**Exercise instructions**
Any pictures in the records below should be skipped; write out everything else exactly.

# start of Record set

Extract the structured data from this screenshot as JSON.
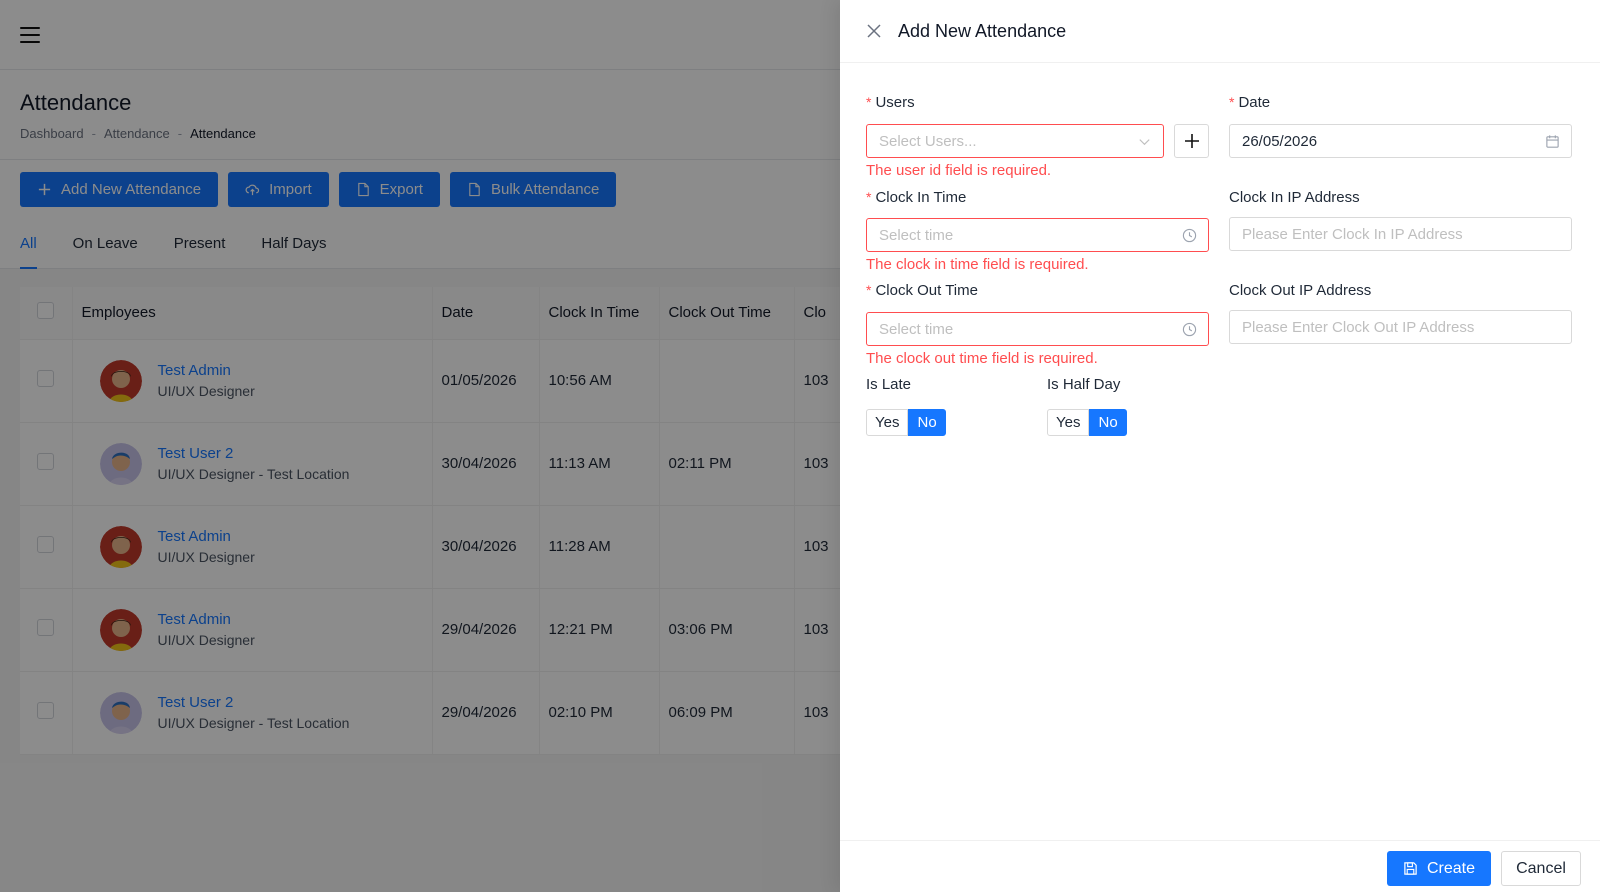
{
  "page": {
    "title": "Attendance",
    "breadcrumb": [
      "Dashboard",
      "-",
      "Attendance",
      "-",
      "Attendance"
    ]
  },
  "toolbar": {
    "add_label": "Add New Attendance",
    "import_label": "Import",
    "export_label": "Export",
    "bulk_label": "Bulk Attendance"
  },
  "tabs": [
    "All",
    "On Leave",
    "Present",
    "Half Days"
  ],
  "table": {
    "columns": [
      "Employees",
      "Date",
      "Clock In Time",
      "Clock Out Time",
      "Clo"
    ],
    "rows": [
      {
        "name": "Test Admin",
        "role": "UI/UX Designer",
        "date": "01/05/2026",
        "clock_in": "10:56 AM",
        "clock_out": "",
        "extra": "103"
      },
      {
        "name": "Test User 2",
        "role": "UI/UX Designer - Test Location",
        "date": "30/04/2026",
        "clock_in": "11:13 AM",
        "clock_out": "02:11 PM",
        "extra": "103"
      },
      {
        "name": "Test Admin",
        "role": "UI/UX Designer",
        "date": "30/04/2026",
        "clock_in": "11:28 AM",
        "clock_out": "",
        "extra": "103"
      },
      {
        "name": "Test Admin",
        "role": "UI/UX Designer",
        "date": "29/04/2026",
        "clock_in": "12:21 PM",
        "clock_out": "03:06 PM",
        "extra": "103"
      },
      {
        "name": "Test User 2",
        "role": "UI/UX Designer - Test Location",
        "date": "29/04/2026",
        "clock_in": "02:10 PM",
        "clock_out": "06:09 PM",
        "extra": "103"
      }
    ]
  },
  "drawer": {
    "title": "Add New Attendance",
    "users_label": "Users",
    "users_placeholder": "Select Users...",
    "users_error": "The user id field is required.",
    "date_label": "Date",
    "date_value": "26/05/2026",
    "clock_in_label": "Clock In Time",
    "clock_in_placeholder": "Select time",
    "clock_in_error": "The clock in time field is required.",
    "clock_in_ip_label": "Clock In IP Address",
    "clock_in_ip_placeholder": "Please Enter Clock In IP Address",
    "clock_out_label": "Clock Out Time",
    "clock_out_placeholder": "Select time",
    "clock_out_error": "The clock out time field is required.",
    "clock_out_ip_label": "Clock Out IP Address",
    "clock_out_ip_placeholder": "Please Enter Clock Out IP Address",
    "is_late_label": "Is Late",
    "is_half_day_label": "Is Half Day",
    "yes_label": "Yes",
    "no_label": "No",
    "create_label": "Create",
    "cancel_label": "Cancel"
  },
  "colors": {
    "primary": "#1677ff",
    "error": "#ff4d4f"
  }
}
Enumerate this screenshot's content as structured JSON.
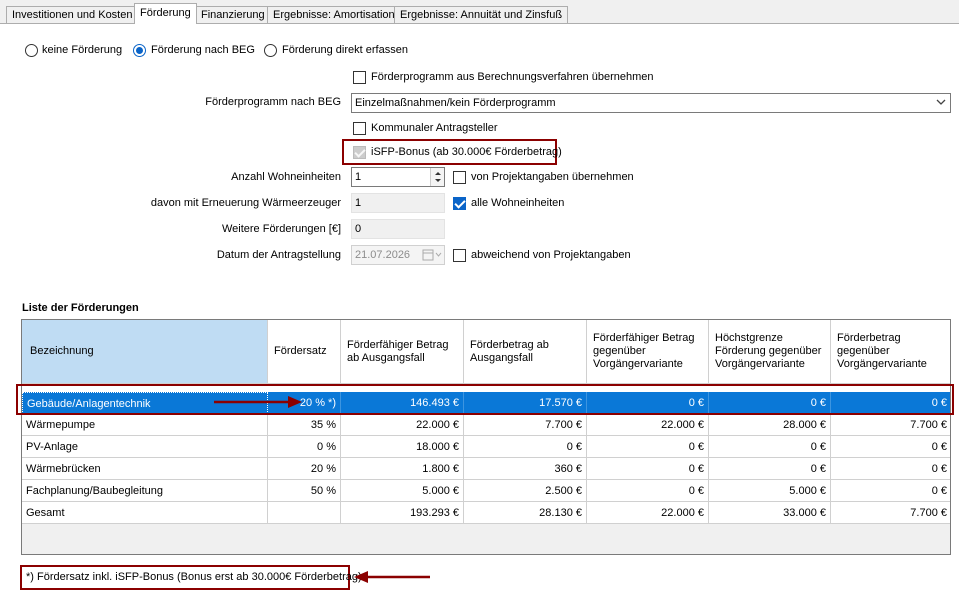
{
  "tabs": [
    {
      "label": "Investitionen und Kosten",
      "active": false
    },
    {
      "label": "Förderung",
      "active": true
    },
    {
      "label": "Finanzierung",
      "active": false
    },
    {
      "label": "Ergebnisse: Amortisation",
      "active": false
    },
    {
      "label": "Ergebnisse: Annuität und Zinsfuß",
      "active": false
    }
  ],
  "funding_mode": {
    "options": [
      "keine Förderung",
      "Förderung nach BEG",
      "Förderung direkt erfassen"
    ],
    "selected": "Förderung nach BEG"
  },
  "form": {
    "take_program_label": "Förderprogramm aus Berechnungsverfahren übernehmen",
    "program_label": "Förderprogramm nach BEG",
    "program_value": "Einzelmaßnahmen/kein Förderprogramm",
    "municipal_label": "Kommunaler Antragsteller",
    "isfp_label": "iSFP-Bonus (ab 30.000€ Förderbetrag)",
    "units_label": "Anzahl Wohneinheiten",
    "units_value": "1",
    "units_from_project_label": "von Projektangaben übernehmen",
    "heat_units_label": "davon mit Erneuerung Wärmeerzeuger",
    "heat_units_value": "1",
    "all_units_label": "alle Wohneinheiten",
    "other_funding_label": "Weitere Förderungen [€]",
    "other_funding_value": "0",
    "date_label": "Datum der Antragstellung",
    "date_value": "21.07.2026",
    "date_deviating_label": "abweichend von Projektangaben"
  },
  "list_title": "Liste der Förderungen",
  "table": {
    "headers": [
      "Bezeichnung",
      "Fördersatz",
      "Förderfähiger Betrag ab Ausgangsfall",
      "Förderbetrag ab Ausgangsfall",
      "Förderfähiger Betrag gegenüber Vorgängervariante",
      "Höchstgrenze Förderung gegenüber Vorgängervariante",
      "Förderbetrag gegenüber Vorgängervariante"
    ],
    "rows": [
      [
        "Gebäude/Anlagentechnik",
        "20 % *)",
        "146.493 €",
        "17.570 €",
        "0 €",
        "0 €",
        "0 €"
      ],
      [
        "Wärmepumpe",
        "35 %",
        "22.000 €",
        "7.700 €",
        "22.000 €",
        "28.000 €",
        "7.700 €"
      ],
      [
        "PV-Anlage",
        "0 %",
        "18.000 €",
        "0 €",
        "0 €",
        "0 €",
        "0 €"
      ],
      [
        "Wärmebrücken",
        "20 %",
        "1.800 €",
        "360 €",
        "0 €",
        "0 €",
        "0 €"
      ],
      [
        "Fachplanung/Baubegleitung",
        "50 %",
        "5.000 €",
        "2.500 €",
        "0 €",
        "5.000 €",
        "0 €"
      ],
      [
        "Gesamt",
        "",
        "193.293 €",
        "28.130 €",
        "22.000 €",
        "33.000 €",
        "7.700 €"
      ]
    ]
  },
  "footnote": "*) Fördersatz inkl. iSFP-Bonus (Bonus erst ab 30.000€ Förderbetrag)",
  "colors": {
    "selection": "#0a78d7",
    "header_highlight": "#bfdcf3",
    "annotation_red": "#8b0000"
  }
}
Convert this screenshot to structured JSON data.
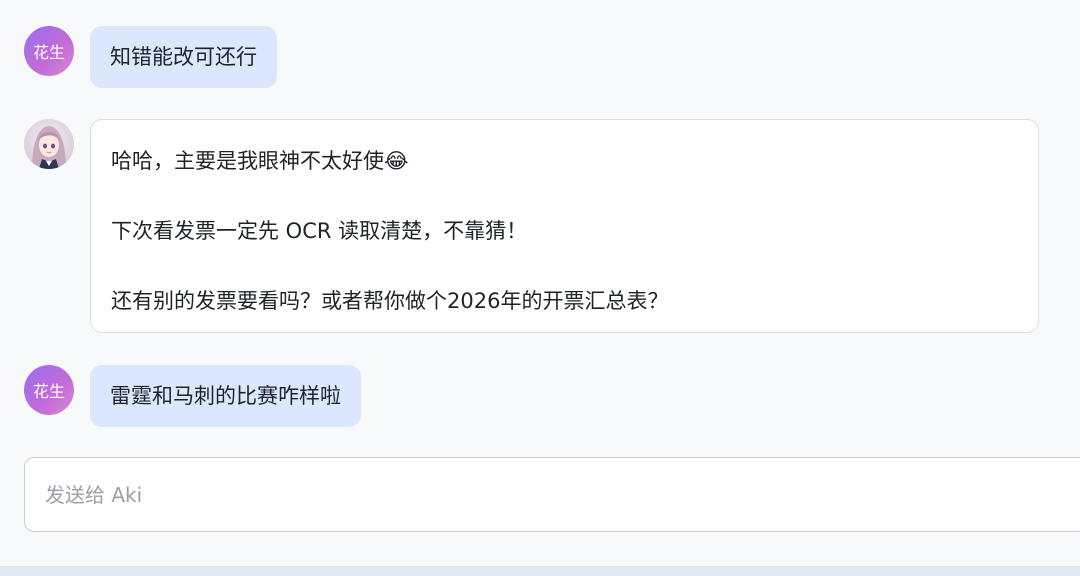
{
  "messages": [
    {
      "role": "user",
      "avatar_text": "花生",
      "text": "知错能改可还行"
    },
    {
      "role": "assistant",
      "avatar": "anime-girl-avatar",
      "paragraphs": [
        "哈哈，主要是我眼神不太好使😂",
        "下次看发票一定先 OCR 读取清楚，不靠猜！",
        "还有别的发票要看吗？或者帮你做个2026年的开票汇总表？"
      ]
    },
    {
      "role": "user",
      "avatar_text": "花生",
      "text": "雷霆和马刺的比赛咋样啦"
    }
  ],
  "composer": {
    "placeholder": "发送给 Aki",
    "value": ""
  },
  "colors": {
    "user_bubble": "#dbe7fd",
    "bot_bubble": "#ffffff",
    "avatar_gradient_start": "#9b6cf0",
    "avatar_gradient_end": "#d98ad6"
  }
}
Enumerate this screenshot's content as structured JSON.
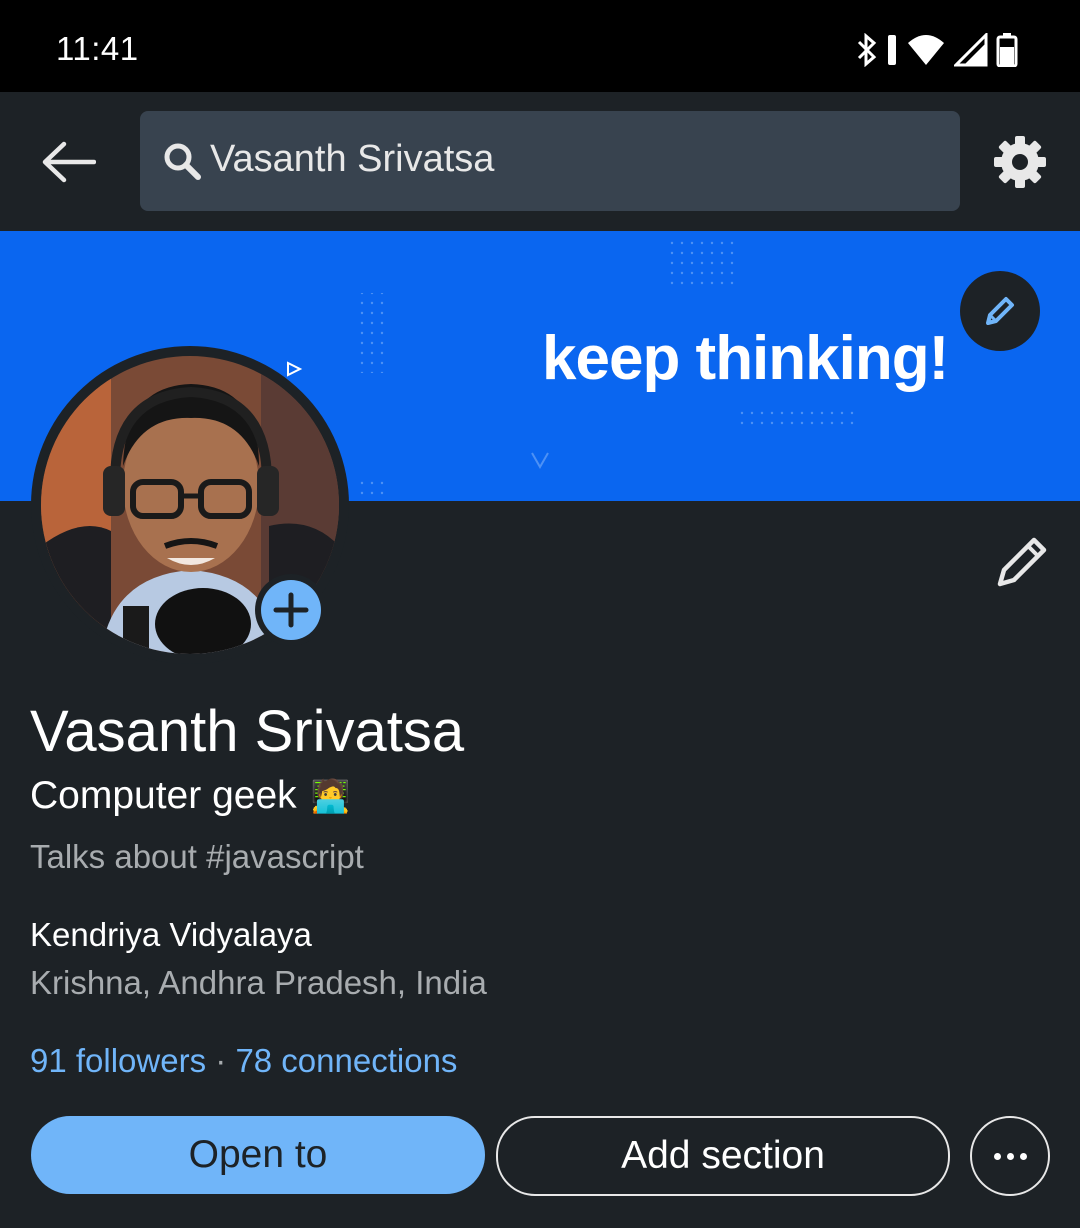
{
  "status_bar": {
    "time": "11:41",
    "icons": [
      "bluetooth-icon",
      "vibrate-icon",
      "wifi-icon",
      "signal-icon",
      "battery-icon"
    ]
  },
  "top_bar": {
    "search": {
      "value": "Vasanth Srivatsa",
      "placeholder": "Search"
    },
    "back_icon": "back-arrow-icon",
    "settings_icon": "gear-icon"
  },
  "banner": {
    "text": "keep thinking!",
    "background_color": "#0a66f0",
    "edit_icon": "pencil-icon"
  },
  "profile": {
    "name": "Vasanth Srivatsa",
    "headline": "Computer geek",
    "headline_emoji": "🧑‍💻",
    "talks_about": "Talks about #javascript",
    "school": "Kendriya Vidyalaya",
    "location": "Krishna, Andhra Pradesh, India",
    "followers": "91 followers",
    "separator": "·",
    "connections": "78 connections"
  },
  "actions": {
    "open_to": "Open to",
    "add_section": "Add section",
    "more_icon": "more-horizontal-icon"
  },
  "colors": {
    "background": "#1d2226",
    "accent": "#70b5f9",
    "search_bg": "#38434f",
    "muted_text": "#a8acaf"
  }
}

# end of Record set

**Full solution**
Extract the structured data from this screenshot as JSON.
{
  "page": {
    "title": "Attendance",
    "breadcrumb": [
      "Dashboard",
      "-",
      "Attendance",
      "-",
      "Attendance"
    ]
  },
  "toolbar": {
    "add_label": "Add New Attendance",
    "import_label": "Import",
    "export_label": "Export",
    "bulk_label": "Bulk Attendance"
  },
  "tabs": [
    "All",
    "On Leave",
    "Present",
    "Half Days"
  ],
  "table": {
    "columns": [
      "Employees",
      "Date",
      "Clock In Time",
      "Clock Out Time",
      "Clo"
    ],
    "rows": [
      {
        "name": "Test Admin",
        "role": "UI/UX Designer",
        "date": "01/05/2026",
        "clock_in": "10:56 AM",
        "clock_out": "",
        "extra": "103"
      },
      {
        "name": "Test User 2",
        "role": "UI/UX Designer - Test Location",
        "date": "30/04/2026",
        "clock_in": "11:13 AM",
        "clock_out": "02:11 PM",
        "extra": "103"
      },
      {
        "name": "Test Admin",
        "role": "UI/UX Designer",
        "date": "30/04/2026",
        "clock_in": "11:28 AM",
        "clock_out": "",
        "extra": "103"
      },
      {
        "name": "Test Admin",
        "role": "UI/UX Designer",
        "date": "29/04/2026",
        "clock_in": "12:21 PM",
        "clock_out": "03:06 PM",
        "extra": "103"
      },
      {
        "name": "Test User 2",
        "role": "UI/UX Designer - Test Location",
        "date": "29/04/2026",
        "clock_in": "02:10 PM",
        "clock_out": "06:09 PM",
        "extra": "103"
      }
    ]
  },
  "drawer": {
    "title": "Add New Attendance",
    "users_label": "Users",
    "users_placeholder": "Select Users...",
    "users_error": "The user id field is required.",
    "date_label": "Date",
    "date_value": "26/05/2026",
    "clock_in_label": "Clock In Time",
    "clock_in_placeholder": "Select time",
    "clock_in_error": "The clock in time field is required.",
    "clock_in_ip_label": "Clock In IP Address",
    "clock_in_ip_placeholder": "Please Enter Clock In IP Address",
    "clock_out_label": "Clock Out Time",
    "clock_out_placeholder": "Select time",
    "clock_out_error": "The clock out time field is required.",
    "clock_out_ip_label": "Clock Out IP Address",
    "clock_out_ip_placeholder": "Please Enter Clock Out IP Address",
    "is_late_label": "Is Late",
    "is_half_day_label": "Is Half Day",
    "yes_label": "Yes",
    "no_label": "No",
    "create_label": "Create",
    "cancel_label": "Cancel"
  },
  "colors": {
    "primary": "#1677ff",
    "error": "#ff4d4f"
  }
}
Enumerate this screenshot's content as structured JSON.
{
  "tabs": [
    {
      "label": "Investitionen und Kosten",
      "active": false
    },
    {
      "label": "Förderung",
      "active": true
    },
    {
      "label": "Finanzierung",
      "active": false
    },
    {
      "label": "Ergebnisse: Amortisation",
      "active": false
    },
    {
      "label": "Ergebnisse: Annuität und Zinsfuß",
      "active": false
    }
  ],
  "funding_mode": {
    "options": [
      "keine Förderung",
      "Förderung nach BEG",
      "Förderung direkt erfassen"
    ],
    "selected": "Förderung nach BEG"
  },
  "form": {
    "take_program_label": "Förderprogramm aus Berechnungsverfahren übernehmen",
    "program_label": "Förderprogramm nach BEG",
    "program_value": "Einzelmaßnahmen/kein Förderprogramm",
    "municipal_label": "Kommunaler Antragsteller",
    "isfp_label": "iSFP-Bonus (ab 30.000€ Förderbetrag)",
    "units_label": "Anzahl Wohneinheiten",
    "units_value": "1",
    "units_from_project_label": "von Projektangaben übernehmen",
    "heat_units_label": "davon mit Erneuerung Wärmeerzeuger",
    "heat_units_value": "1",
    "all_units_label": "alle Wohneinheiten",
    "other_funding_label": "Weitere Förderungen [€]",
    "other_funding_value": "0",
    "date_label": "Datum der Antragstellung",
    "date_value": "21.07.2026",
    "date_deviating_label": "abweichend von Projektangaben"
  },
  "list_title": "Liste der Förderungen",
  "table": {
    "headers": [
      "Bezeichnung",
      "Fördersatz",
      "Förderfähiger Betrag ab Ausgangsfall",
      "Förderbetrag ab Ausgangsfall",
      "Förderfähiger Betrag gegenüber Vorgängervariante",
      "Höchstgrenze Förderung gegenüber Vorgängervariante",
      "Förderbetrag gegenüber Vorgängervariante"
    ],
    "rows": [
      [
        "Gebäude/Anlagentechnik",
        "20 % *)",
        "146.493 €",
        "17.570 €",
        "0 €",
        "0 €",
        "0 €"
      ],
      [
        "Wärmepumpe",
        "35 %",
        "22.000 €",
        "7.700 €",
        "22.000 €",
        "28.000 €",
        "7.700 €"
      ],
      [
        "PV-Anlage",
        "0 %",
        "18.000 €",
        "0 €",
        "0 €",
        "0 €",
        "0 €"
      ],
      [
        "Wärmebrücken",
        "20 %",
        "1.800 €",
        "360 €",
        "0 €",
        "0 €",
        "0 €"
      ],
      [
        "Fachplanung/Baubegleitung",
        "50 %",
        "5.000 €",
        "2.500 €",
        "0 €",
        "5.000 €",
        "0 €"
      ],
      [
        "Gesamt",
        "",
        "193.293 €",
        "28.130 €",
        "22.000 €",
        "33.000 €",
        "7.700 €"
      ]
    ]
  },
  "footnote": "*) Fördersatz inkl. iSFP-Bonus (Bonus erst ab 30.000€ Förderbetrag)",
  "colors": {
    "selection": "#0a78d7",
    "header_highlight": "#bfdcf3",
    "annotation_red": "#8b0000"
  }
}
Convert this screenshot to structured JSON data.
{
  "messages": [
    {
      "role": "user",
      "avatar_text": "花生",
      "text": "知错能改可还行"
    },
    {
      "role": "assistant",
      "avatar": "anime-girl-avatar",
      "paragraphs": [
        "哈哈，主要是我眼神不太好使😂",
        "下次看发票一定先 OCR 读取清楚，不靠猜！",
        "还有别的发票要看吗？或者帮你做个2026年的开票汇总表？"
      ]
    },
    {
      "role": "user",
      "avatar_text": "花生",
      "text": "雷霆和马刺的比赛咋样啦"
    }
  ],
  "composer": {
    "placeholder": "发送给 Aki",
    "value": ""
  },
  "colors": {
    "user_bubble": "#dbe7fd",
    "bot_bubble": "#ffffff",
    "avatar_gradient_start": "#9b6cf0",
    "avatar_gradient_end": "#d98ad6"
  }
}
Enumerate this screenshot's content as structured JSON.
{
  "status_bar": {
    "time": "11:41",
    "icons": [
      "bluetooth-icon",
      "vibrate-icon",
      "wifi-icon",
      "signal-icon",
      "battery-icon"
    ]
  },
  "top_bar": {
    "search": {
      "value": "Vasanth Srivatsa",
      "placeholder": "Search"
    },
    "back_icon": "back-arrow-icon",
    "settings_icon": "gear-icon"
  },
  "banner": {
    "text": "keep thinking!",
    "background_color": "#0a66f0",
    "edit_icon": "pencil-icon"
  },
  "profile": {
    "name": "Vasanth Srivatsa",
    "headline": "Computer geek",
    "headline_emoji": "🧑‍💻",
    "talks_about": "Talks about #javascript",
    "school": "Kendriya Vidyalaya",
    "location": "Krishna, Andhra Pradesh, India",
    "followers": "91 followers",
    "separator": "·",
    "connections": "78 connections"
  },
  "actions": {
    "open_to": "Open to",
    "add_section": "Add section",
    "more_icon": "more-horizontal-icon"
  },
  "colors": {
    "background": "#1d2226",
    "accent": "#70b5f9",
    "search_bg": "#38434f",
    "muted_text": "#a8acaf"
  }
}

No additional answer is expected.